━━ Dataset
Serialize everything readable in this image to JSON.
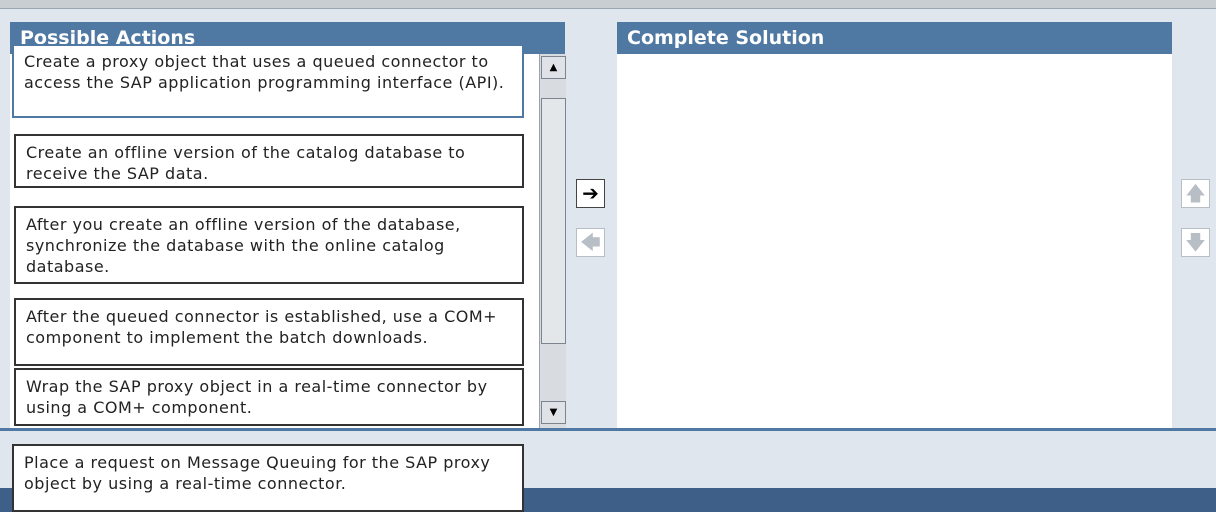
{
  "panels": {
    "left_title": "Possible Actions",
    "right_title": "Complete Solution"
  },
  "actions": [
    {
      "text": "Create a proxy object that uses a queued connector to access the SAP application programming interface (API)."
    },
    {
      "text": "Create an offline version of the catalog database to receive the SAP data."
    },
    {
      "text": "After you create an offline version of the database, synchronize the database with the online catalog database."
    },
    {
      "text": "After the queued connector is established, use a COM+ component to implement the batch downloads."
    },
    {
      "text": "Wrap the SAP proxy object in a real-time connector by using a COM+ component."
    },
    {
      "text": "Place a request on Message Queuing for the SAP proxy object by using a real-time connector."
    }
  ],
  "icons": {
    "move_right": "arrow-right-icon",
    "move_left": "arrow-left-icon",
    "move_up": "arrow-up-icon",
    "move_down": "arrow-down-icon",
    "scroll_up": "scroll-up-icon",
    "scroll_down": "scroll-down-icon"
  },
  "colors": {
    "header": "#4f78a3",
    "background": "#dfe6ee",
    "footer": "#3e5f87"
  }
}
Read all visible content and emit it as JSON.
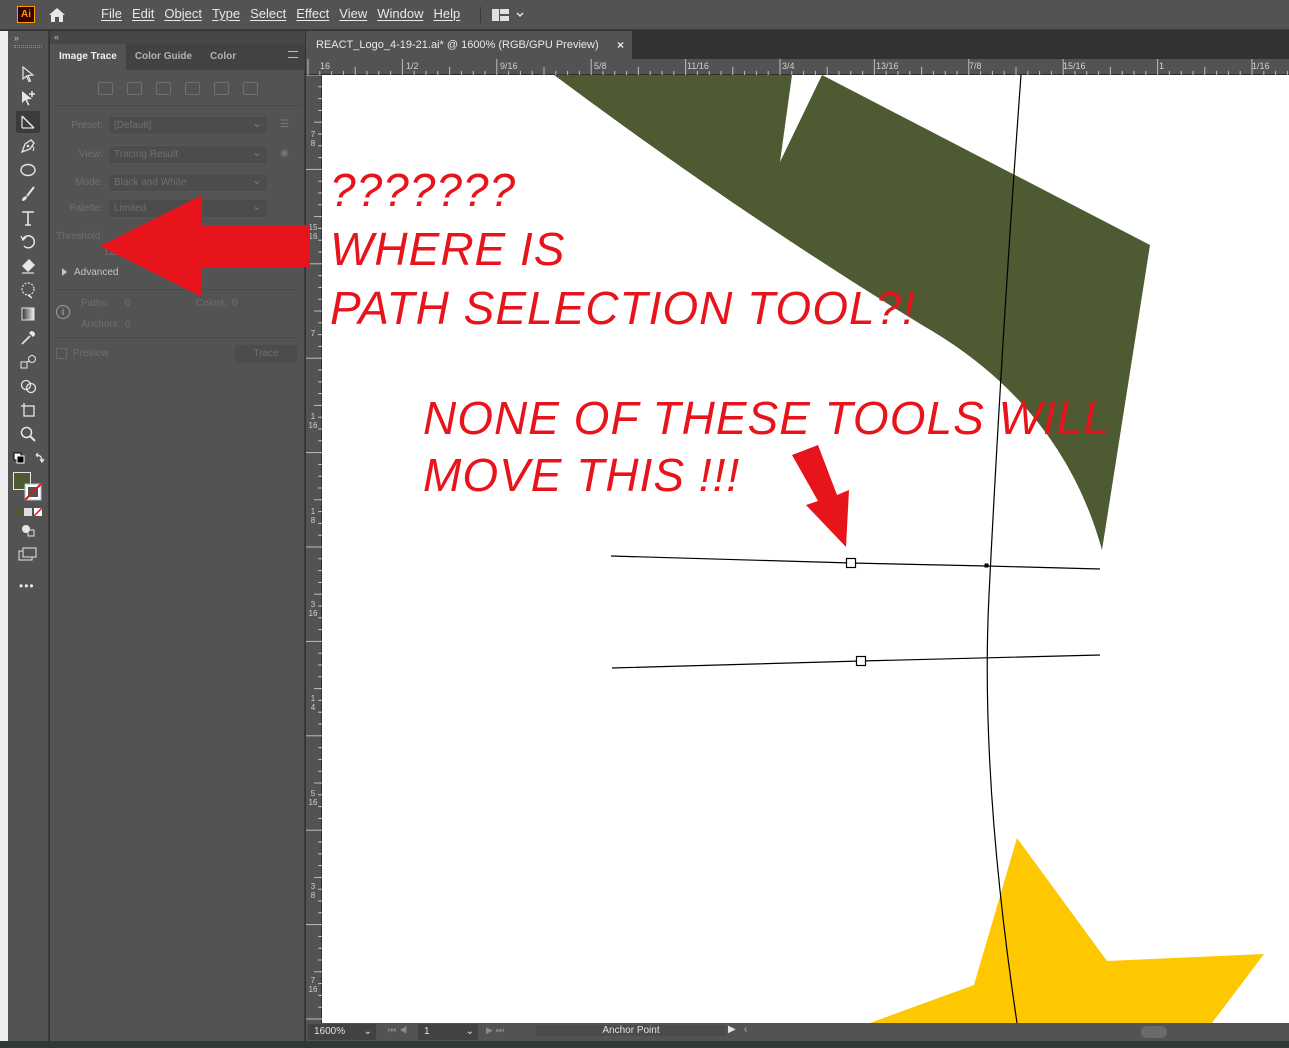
{
  "app": {
    "logo_text": "Ai",
    "accent_color": "#ff9a00"
  },
  "menu": [
    "File",
    "Edit",
    "Object",
    "Type",
    "Select",
    "Effect",
    "View",
    "Window",
    "Help"
  ],
  "toolbar": {
    "collapse_label": "»",
    "tools": [
      "selection-tool",
      "direct-selection-tool",
      "line-segment-tool",
      "pen-tool",
      "ellipse-tool",
      "paintbrush-tool",
      "type-tool",
      "rotate-tool",
      "eraser-tool",
      "puppet-warp-tool",
      "gradient-tool",
      "eyedropper-tool",
      "blend-tool",
      "shape-builder-tool",
      "artboard-tool",
      "zoom-tool"
    ],
    "fill_color": "#4e5a32",
    "edit_toolbar_label": "•••"
  },
  "panel": {
    "collapse_label": "«",
    "tabs": [
      "Image Trace",
      "Color Guide",
      "Color"
    ],
    "preset_label": "Preset:",
    "preset_value": "[Default]",
    "view_label": "View:",
    "view_value": "Tracing Result",
    "mode_label": "Mode:",
    "mode_value": "Black and White",
    "palette_label": "Palette:",
    "palette_value": "Limited",
    "threshold_label": "Threshold:",
    "threshold_value": "128",
    "advanced_label": "Advanced",
    "paths_label": "Paths:",
    "paths_value": "0",
    "colors_label": "Colors:",
    "colors_value": "0",
    "anchors_label": "Anchors:",
    "anchors_value": "0",
    "preview_label": "Preview",
    "trace_label": "Trace"
  },
  "document": {
    "tab_title": "REACT_Logo_4-19-21.ai* @ 1600% (RGB/GPU Preview)",
    "close_glyph": "×",
    "hruler_labels": [
      "16",
      "1/2",
      "9/16",
      "5/8",
      "11/16",
      "3/4",
      "13/16",
      "7/8",
      "15/16",
      "1",
      "1/16"
    ],
    "vruler_labels": [
      "7\n8",
      "15\n16",
      "7",
      "1\n16",
      "1\n8",
      "3\n16",
      "1\n4",
      "5\n16",
      "3\n8",
      "7\n16"
    ]
  },
  "annotations": {
    "line1": "???????",
    "line2": "WHERE IS",
    "line3": "PATH SELECTION TOOL?!",
    "line4": "NONE OF THESE TOOLS WILL",
    "line5": "MOVE THIS !!!",
    "color": "#e8141c"
  },
  "artwork_colors": {
    "olive": "#4e5a32",
    "yellow": "#fdc800"
  },
  "status": {
    "zoom": "1600%",
    "artboard": "1",
    "info": "Anchor Point"
  }
}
━━━━
Gather every line from the listing above in which the word "catalog" appears.

      "text": "Create an offline version of the catalog database to receive the SAP data."
      "text": "After you create an offline version of the database, synchronize the database with the online catalog database."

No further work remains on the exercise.